- Short task:
Examine the material below and count the lines that hold the word "NOTICE". Report only the number.

________________________

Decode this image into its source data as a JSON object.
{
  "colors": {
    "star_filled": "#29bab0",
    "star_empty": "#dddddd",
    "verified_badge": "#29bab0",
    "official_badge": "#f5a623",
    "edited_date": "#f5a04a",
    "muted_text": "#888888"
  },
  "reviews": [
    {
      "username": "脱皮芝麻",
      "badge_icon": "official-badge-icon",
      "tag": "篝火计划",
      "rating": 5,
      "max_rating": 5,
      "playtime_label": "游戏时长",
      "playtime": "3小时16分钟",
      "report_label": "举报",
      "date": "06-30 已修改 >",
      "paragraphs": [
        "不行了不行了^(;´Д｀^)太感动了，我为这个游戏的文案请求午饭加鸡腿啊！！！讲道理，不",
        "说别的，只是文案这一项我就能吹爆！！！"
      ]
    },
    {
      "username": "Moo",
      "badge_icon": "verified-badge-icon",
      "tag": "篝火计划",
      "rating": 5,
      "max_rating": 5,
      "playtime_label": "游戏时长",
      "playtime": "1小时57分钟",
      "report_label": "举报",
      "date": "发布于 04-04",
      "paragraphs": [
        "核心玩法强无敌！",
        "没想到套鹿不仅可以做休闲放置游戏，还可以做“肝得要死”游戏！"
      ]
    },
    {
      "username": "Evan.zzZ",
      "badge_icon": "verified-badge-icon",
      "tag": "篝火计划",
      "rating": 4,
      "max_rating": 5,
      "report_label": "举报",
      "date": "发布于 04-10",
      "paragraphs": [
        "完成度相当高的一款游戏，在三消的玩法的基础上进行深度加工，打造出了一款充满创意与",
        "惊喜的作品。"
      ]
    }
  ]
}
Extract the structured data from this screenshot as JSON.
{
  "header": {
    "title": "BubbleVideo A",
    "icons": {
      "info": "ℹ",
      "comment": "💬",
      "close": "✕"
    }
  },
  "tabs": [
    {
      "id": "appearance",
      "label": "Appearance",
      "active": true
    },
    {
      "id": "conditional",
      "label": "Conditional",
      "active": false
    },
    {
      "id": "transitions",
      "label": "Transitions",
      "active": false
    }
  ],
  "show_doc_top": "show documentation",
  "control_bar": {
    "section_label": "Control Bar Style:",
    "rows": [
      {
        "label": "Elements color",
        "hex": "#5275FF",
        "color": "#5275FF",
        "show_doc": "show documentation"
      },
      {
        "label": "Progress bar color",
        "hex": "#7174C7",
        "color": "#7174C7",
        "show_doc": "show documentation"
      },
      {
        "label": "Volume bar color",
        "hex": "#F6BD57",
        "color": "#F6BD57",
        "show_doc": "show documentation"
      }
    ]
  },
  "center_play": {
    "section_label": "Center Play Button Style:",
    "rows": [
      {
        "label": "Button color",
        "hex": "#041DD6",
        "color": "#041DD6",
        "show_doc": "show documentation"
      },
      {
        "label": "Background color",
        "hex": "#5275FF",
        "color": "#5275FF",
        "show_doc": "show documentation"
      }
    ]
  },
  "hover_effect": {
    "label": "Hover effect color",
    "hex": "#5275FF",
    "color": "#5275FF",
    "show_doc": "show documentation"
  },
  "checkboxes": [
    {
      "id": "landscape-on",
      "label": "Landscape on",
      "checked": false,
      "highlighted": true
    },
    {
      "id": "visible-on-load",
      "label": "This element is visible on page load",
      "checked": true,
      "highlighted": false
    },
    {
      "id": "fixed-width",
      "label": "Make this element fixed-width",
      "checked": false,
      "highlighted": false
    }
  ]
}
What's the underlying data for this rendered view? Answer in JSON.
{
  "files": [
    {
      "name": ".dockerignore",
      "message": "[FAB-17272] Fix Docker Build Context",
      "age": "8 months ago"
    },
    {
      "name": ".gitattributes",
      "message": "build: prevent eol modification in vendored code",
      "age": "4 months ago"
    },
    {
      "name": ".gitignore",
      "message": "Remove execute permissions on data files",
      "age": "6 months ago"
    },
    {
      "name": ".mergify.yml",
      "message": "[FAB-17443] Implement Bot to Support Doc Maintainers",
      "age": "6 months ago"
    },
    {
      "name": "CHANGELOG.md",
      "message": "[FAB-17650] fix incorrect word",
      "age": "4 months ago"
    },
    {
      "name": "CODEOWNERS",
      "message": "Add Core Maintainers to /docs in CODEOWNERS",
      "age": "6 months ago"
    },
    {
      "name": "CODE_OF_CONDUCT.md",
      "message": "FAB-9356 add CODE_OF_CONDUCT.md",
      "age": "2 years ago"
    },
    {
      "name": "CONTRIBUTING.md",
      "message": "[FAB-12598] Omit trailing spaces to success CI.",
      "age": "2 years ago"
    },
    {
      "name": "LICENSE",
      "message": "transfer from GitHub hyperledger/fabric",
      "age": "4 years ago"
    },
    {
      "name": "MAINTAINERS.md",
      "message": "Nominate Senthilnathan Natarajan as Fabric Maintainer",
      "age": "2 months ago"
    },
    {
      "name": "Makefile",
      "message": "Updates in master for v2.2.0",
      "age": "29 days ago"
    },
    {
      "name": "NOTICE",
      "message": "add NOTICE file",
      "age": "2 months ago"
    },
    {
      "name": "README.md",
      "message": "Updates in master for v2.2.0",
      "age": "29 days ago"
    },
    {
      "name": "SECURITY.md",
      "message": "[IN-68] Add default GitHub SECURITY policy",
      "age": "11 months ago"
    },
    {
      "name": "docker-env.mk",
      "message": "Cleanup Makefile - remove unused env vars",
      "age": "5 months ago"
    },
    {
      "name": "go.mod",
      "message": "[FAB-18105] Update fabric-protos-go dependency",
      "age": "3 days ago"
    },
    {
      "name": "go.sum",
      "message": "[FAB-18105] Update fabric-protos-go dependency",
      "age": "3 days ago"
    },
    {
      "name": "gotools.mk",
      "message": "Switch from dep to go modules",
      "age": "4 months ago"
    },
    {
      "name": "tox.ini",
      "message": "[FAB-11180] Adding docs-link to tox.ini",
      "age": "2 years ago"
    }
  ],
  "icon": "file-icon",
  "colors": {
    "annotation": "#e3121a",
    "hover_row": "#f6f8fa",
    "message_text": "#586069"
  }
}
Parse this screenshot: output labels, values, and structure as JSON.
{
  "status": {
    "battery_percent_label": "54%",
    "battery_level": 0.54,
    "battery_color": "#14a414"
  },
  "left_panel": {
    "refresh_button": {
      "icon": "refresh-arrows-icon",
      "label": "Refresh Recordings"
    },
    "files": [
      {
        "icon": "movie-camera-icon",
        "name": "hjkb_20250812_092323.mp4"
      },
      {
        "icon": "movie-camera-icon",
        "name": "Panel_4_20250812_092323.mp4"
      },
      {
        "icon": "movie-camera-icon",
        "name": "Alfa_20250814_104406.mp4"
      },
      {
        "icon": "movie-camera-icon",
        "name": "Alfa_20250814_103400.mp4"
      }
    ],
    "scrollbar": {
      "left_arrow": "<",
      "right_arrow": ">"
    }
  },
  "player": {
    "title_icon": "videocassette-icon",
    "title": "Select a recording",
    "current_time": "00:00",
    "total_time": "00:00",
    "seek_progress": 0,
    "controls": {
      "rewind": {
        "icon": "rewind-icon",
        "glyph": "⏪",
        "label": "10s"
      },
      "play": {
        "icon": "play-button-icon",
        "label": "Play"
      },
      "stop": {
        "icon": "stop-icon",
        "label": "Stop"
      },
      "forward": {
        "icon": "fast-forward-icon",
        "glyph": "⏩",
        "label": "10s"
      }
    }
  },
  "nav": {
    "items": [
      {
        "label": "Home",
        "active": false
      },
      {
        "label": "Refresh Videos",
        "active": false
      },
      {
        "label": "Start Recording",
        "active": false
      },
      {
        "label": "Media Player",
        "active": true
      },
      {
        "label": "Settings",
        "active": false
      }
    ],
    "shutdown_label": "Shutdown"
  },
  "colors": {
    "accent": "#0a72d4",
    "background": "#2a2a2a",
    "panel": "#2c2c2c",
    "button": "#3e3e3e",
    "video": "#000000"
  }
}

________________________

- Response to this exercise:
2